| Aim of the exercise |
Every record must be written out once more, with nothing added or omitted.
--
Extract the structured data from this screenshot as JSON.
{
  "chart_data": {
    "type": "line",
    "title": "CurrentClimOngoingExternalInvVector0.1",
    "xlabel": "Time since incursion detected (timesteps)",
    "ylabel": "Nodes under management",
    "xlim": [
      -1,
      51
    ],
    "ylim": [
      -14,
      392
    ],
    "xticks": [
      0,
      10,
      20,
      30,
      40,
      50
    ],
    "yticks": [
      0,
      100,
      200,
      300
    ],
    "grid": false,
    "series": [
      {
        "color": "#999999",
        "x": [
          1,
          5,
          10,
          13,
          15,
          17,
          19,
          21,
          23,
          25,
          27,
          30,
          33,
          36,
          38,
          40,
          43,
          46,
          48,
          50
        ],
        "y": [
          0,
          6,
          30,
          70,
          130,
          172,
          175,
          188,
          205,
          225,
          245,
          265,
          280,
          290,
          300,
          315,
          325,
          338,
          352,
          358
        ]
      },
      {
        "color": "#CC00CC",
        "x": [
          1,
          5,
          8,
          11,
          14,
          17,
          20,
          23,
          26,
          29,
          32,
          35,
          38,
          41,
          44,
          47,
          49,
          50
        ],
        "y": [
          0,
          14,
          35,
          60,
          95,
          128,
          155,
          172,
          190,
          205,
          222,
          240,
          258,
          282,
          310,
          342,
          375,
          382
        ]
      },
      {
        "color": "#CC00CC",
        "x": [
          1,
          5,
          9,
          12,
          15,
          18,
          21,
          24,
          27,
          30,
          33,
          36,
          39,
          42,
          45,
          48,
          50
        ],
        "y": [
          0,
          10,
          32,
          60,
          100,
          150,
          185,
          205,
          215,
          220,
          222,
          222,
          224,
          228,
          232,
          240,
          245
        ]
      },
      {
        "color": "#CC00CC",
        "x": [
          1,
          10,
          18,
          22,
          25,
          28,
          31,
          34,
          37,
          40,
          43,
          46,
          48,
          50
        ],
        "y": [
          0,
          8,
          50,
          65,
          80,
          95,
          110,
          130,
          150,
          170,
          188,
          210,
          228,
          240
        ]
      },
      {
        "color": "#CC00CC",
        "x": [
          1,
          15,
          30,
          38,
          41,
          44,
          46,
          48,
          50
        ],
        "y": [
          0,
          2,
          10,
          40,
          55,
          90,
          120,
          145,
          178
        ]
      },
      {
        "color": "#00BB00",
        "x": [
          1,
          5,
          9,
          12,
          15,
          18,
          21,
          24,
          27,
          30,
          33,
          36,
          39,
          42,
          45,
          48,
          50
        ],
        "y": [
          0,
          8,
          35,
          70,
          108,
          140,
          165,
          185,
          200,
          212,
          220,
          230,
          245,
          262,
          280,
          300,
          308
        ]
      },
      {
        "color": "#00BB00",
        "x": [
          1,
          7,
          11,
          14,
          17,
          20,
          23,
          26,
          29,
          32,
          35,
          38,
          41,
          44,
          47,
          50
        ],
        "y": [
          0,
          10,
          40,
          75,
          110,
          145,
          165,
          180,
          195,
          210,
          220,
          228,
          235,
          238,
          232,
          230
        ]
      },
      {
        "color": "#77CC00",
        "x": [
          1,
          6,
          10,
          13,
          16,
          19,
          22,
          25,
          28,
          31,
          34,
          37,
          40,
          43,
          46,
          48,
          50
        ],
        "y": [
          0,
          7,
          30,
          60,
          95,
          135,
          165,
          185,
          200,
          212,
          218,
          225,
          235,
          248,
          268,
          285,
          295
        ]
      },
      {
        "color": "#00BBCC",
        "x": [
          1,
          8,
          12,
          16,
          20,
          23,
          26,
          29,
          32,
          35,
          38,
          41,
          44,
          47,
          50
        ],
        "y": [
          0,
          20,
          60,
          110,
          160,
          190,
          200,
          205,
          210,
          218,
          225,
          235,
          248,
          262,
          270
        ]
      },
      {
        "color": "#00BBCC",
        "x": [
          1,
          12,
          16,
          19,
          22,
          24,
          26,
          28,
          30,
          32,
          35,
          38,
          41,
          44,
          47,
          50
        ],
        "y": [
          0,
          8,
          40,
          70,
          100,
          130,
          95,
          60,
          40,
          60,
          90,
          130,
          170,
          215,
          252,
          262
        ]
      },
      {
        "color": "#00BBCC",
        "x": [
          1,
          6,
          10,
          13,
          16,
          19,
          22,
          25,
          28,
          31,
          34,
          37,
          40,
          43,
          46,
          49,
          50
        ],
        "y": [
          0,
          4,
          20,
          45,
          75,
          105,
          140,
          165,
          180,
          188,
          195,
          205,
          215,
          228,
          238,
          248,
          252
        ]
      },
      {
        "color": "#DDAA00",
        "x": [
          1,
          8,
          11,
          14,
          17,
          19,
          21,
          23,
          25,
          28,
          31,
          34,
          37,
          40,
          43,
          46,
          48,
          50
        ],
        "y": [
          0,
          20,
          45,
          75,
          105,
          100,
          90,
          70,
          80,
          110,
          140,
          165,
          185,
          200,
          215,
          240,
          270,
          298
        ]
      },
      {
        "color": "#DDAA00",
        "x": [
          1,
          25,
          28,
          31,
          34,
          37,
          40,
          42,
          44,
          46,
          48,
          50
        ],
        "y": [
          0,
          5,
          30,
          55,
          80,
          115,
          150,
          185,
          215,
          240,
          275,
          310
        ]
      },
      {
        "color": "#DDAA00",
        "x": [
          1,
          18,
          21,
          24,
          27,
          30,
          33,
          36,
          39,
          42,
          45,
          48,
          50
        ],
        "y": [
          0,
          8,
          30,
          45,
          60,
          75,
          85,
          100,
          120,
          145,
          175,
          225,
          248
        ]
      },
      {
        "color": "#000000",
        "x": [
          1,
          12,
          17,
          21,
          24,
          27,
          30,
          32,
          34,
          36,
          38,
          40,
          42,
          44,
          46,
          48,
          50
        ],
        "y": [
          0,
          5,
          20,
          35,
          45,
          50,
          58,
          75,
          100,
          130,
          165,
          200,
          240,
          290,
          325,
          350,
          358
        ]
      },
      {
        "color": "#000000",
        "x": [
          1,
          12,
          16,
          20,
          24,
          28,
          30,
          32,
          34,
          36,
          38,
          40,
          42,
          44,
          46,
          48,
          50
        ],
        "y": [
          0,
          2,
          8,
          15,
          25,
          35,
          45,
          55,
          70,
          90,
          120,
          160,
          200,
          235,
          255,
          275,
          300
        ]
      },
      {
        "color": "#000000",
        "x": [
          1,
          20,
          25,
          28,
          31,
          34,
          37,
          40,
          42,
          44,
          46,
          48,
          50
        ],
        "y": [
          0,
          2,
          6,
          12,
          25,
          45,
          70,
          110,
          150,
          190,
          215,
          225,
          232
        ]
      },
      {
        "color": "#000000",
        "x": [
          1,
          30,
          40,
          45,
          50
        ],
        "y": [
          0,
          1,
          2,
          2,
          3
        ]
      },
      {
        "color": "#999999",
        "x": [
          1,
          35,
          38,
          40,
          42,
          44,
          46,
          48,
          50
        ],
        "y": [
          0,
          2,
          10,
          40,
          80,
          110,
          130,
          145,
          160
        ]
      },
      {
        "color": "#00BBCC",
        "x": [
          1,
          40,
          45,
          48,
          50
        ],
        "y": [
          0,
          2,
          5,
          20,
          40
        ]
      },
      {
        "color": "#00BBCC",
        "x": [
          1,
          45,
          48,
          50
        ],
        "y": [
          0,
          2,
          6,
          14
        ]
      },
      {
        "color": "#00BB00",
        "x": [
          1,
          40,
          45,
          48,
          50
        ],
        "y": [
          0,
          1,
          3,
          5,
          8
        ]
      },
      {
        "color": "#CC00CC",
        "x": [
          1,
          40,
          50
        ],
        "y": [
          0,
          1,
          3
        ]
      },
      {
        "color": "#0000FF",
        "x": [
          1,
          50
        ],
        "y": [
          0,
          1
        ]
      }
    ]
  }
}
--
| Result of the exercise |
Extract the structured data from this screenshot as JSON.
{
  "chart_data": {
    "type": "line",
    "title": "CurrentClimOngoingExternalInvVector0.1",
    "xlabel": "Time since incursion detected (timesteps)",
    "ylabel": "Nodes under management",
    "xlim": [
      -1,
      51
    ],
    "ylim": [
      -14,
      392
    ],
    "xticks": [
      0,
      10,
      20,
      30,
      40,
      50
    ],
    "yticks": [
      0,
      100,
      200,
      300
    ],
    "grid": false,
    "series": [
      {
        "color": "#999999",
        "x": [
          1,
          5,
          10,
          13,
          15,
          17,
          19,
          21,
          23,
          25,
          27,
          30,
          33,
          36,
          38,
          40,
          43,
          46,
          48,
          50
        ],
        "y": [
          0,
          6,
          30,
          70,
          130,
          172,
          175,
          188,
          205,
          225,
          245,
          265,
          280,
          290,
          300,
          315,
          325,
          338,
          352,
          358
        ]
      },
      {
        "color": "#CC00CC",
        "x": [
          1,
          5,
          8,
          11,
          14,
          17,
          20,
          23,
          26,
          29,
          32,
          35,
          38,
          41,
          44,
          47,
          49,
          50
        ],
        "y": [
          0,
          14,
          35,
          60,
          95,
          128,
          155,
          172,
          190,
          205,
          222,
          240,
          258,
          282,
          310,
          342,
          375,
          382
        ]
      },
      {
        "color": "#CC00CC",
        "x": [
          1,
          5,
          9,
          12,
          15,
          18,
          21,
          24,
          27,
          30,
          33,
          36,
          39,
          42,
          45,
          48,
          50
        ],
        "y": [
          0,
          10,
          32,
          60,
          100,
          150,
          185,
          205,
          215,
          220,
          222,
          222,
          224,
          228,
          232,
          240,
          245
        ]
      },
      {
        "color": "#CC00CC",
        "x": [
          1,
          10,
          18,
          22,
          25,
          28,
          31,
          34,
          37,
          40,
          43,
          46,
          48,
          50
        ],
        "y": [
          0,
          8,
          50,
          65,
          80,
          95,
          110,
          130,
          150,
          170,
          188,
          210,
          228,
          240
        ]
      },
      {
        "color": "#CC00CC",
        "x": [
          1,
          15,
          30,
          38,
          41,
          44,
          46,
          48,
          50
        ],
        "y": [
          0,
          2,
          10,
          40,
          55,
          90,
          120,
          145,
          178
        ]
      },
      {
        "color": "#00BB00",
        "x": [
          1,
          5,
          9,
          12,
          15,
          18,
          21,
          24,
          27,
          30,
          33,
          36,
          39,
          42,
          45,
          48,
          50
        ],
        "y": [
          0,
          8,
          35,
          70,
          108,
          140,
          165,
          185,
          200,
          212,
          220,
          230,
          245,
          262,
          280,
          300,
          308
        ]
      },
      {
        "color": "#00BB00",
        "x": [
          1,
          7,
          11,
          14,
          17,
          20,
          23,
          26,
          29,
          32,
          35,
          38,
          41,
          44,
          47,
          50
        ],
        "y": [
          0,
          10,
          40,
          75,
          110,
          145,
          165,
          180,
          195,
          210,
          220,
          228,
          235,
          238,
          232,
          230
        ]
      },
      {
        "color": "#77CC00",
        "x": [
          1,
          6,
          10,
          13,
          16,
          19,
          22,
          25,
          28,
          31,
          34,
          37,
          40,
          43,
          46,
          48,
          50
        ],
        "y": [
          0,
          7,
          30,
          60,
          95,
          135,
          165,
          185,
          200,
          212,
          218,
          225,
          235,
          248,
          268,
          285,
          295
        ]
      },
      {
        "color": "#00BBCC",
        "x": [
          1,
          8,
          12,
          16,
          20,
          23,
          26,
          29,
          32,
          35,
          38,
          41,
          44,
          47,
          50
        ],
        "y": [
          0,
          20,
          60,
          110,
          160,
          190,
          200,
          205,
          210,
          218,
          225,
          235,
          248,
          262,
          270
        ]
      },
      {
        "color": "#00BBCC",
        "x": [
          1,
          12,
          16,
          19,
          22,
          24,
          26,
          28,
          30,
          32,
          35,
          38,
          41,
          44,
          47,
          50
        ],
        "y": [
          0,
          8,
          40,
          70,
          100,
          130,
          95,
          60,
          40,
          60,
          90,
          130,
          170,
          215,
          252,
          262
        ]
      },
      {
        "color": "#00BBCC",
        "x": [
          1,
          6,
          10,
          13,
          16,
          19,
          22,
          25,
          28,
          31,
          34,
          37,
          40,
          43,
          46,
          49,
          50
        ],
        "y": [
          0,
          4,
          20,
          45,
          75,
          105,
          140,
          165,
          180,
          188,
          195,
          205,
          215,
          228,
          238,
          248,
          252
        ]
      },
      {
        "color": "#DDAA00",
        "x": [
          1,
          8,
          11,
          14,
          17,
          19,
          21,
          23,
          25,
          28,
          31,
          34,
          37,
          40,
          43,
          46,
          48,
          50
        ],
        "y": [
          0,
          20,
          45,
          75,
          105,
          100,
          90,
          70,
          80,
          110,
          140,
          165,
          185,
          200,
          215,
          240,
          270,
          298
        ]
      },
      {
        "color": "#DDAA00",
        "x": [
          1,
          25,
          28,
          31,
          34,
          37,
          40,
          42,
          44,
          46,
          48,
          50
        ],
        "y": [
          0,
          5,
          30,
          55,
          80,
          115,
          150,
          185,
          215,
          240,
          275,
          310
        ]
      },
      {
        "color": "#DDAA00",
        "x": [
          1,
          18,
          21,
          24,
          27,
          30,
          33,
          36,
          39,
          42,
          45,
          48,
          50
        ],
        "y": [
          0,
          8,
          30,
          45,
          60,
          75,
          85,
          100,
          120,
          145,
          175,
          225,
          248
        ]
      },
      {
        "color": "#000000",
        "x": [
          1,
          12,
          17,
          21,
          24,
          27,
          30,
          32,
          34,
          36,
          38,
          40,
          42,
          44,
          46,
          48,
          50
        ],
        "y": [
          0,
          5,
          20,
          35,
          45,
          50,
          58,
          75,
          100,
          130,
          165,
          200,
          240,
          290,
          325,
          350,
          358
        ]
      },
      {
        "color": "#000000",
        "x": [
          1,
          12,
          16,
          20,
          24,
          28,
          30,
          32,
          34,
          36,
          38,
          40,
          42,
          44,
          46,
          48,
          50
        ],
        "y": [
          0,
          2,
          8,
          15,
          25,
          35,
          45,
          55,
          70,
          90,
          120,
          160,
          200,
          235,
          255,
          275,
          300
        ]
      },
      {
        "color": "#000000",
        "x": [
          1,
          20,
          25,
          28,
          31,
          34,
          37,
          40,
          42,
          44,
          46,
          48,
          50
        ],
        "y": [
          0,
          2,
          6,
          12,
          25,
          45,
          70,
          110,
          150,
          190,
          215,
          225,
          232
        ]
      },
      {
        "color": "#000000",
        "x": [
          1,
          30,
          40,
          45,
          50
        ],
        "y": [
          0,
          1,
          2,
          2,
          3
        ]
      },
      {
        "color": "#999999",
        "x": [
          1,
          35,
          38,
          40,
          42,
          44,
          46,
          48,
          50
        ],
        "y": [
          0,
          2,
          10,
          40,
          80,
          110,
          130,
          145,
          160
        ]
      },
      {
        "color": "#00BBCC",
        "x": [
          1,
          40,
          45,
          48,
          50
        ],
        "y": [
          0,
          2,
          5,
          20,
          40
        ]
      },
      {
        "color": "#00BBCC",
        "x": [
          1,
          45,
          48,
          50
        ],
        "y": [
          0,
          2,
          6,
          14
        ]
      },
      {
        "color": "#00BB00",
        "x": [
          1,
          40,
          45,
          48,
          50
        ],
        "y": [
          0,
          1,
          3,
          5,
          8
        ]
      },
      {
        "color": "#CC00CC",
        "x": [
          1,
          40,
          50
        ],
        "y": [
          0,
          1,
          3
        ]
      },
      {
        "color": "#0000FF",
        "x": [
          1,
          50
        ],
        "y": [
          0,
          1
        ]
      }
    ]
  }
}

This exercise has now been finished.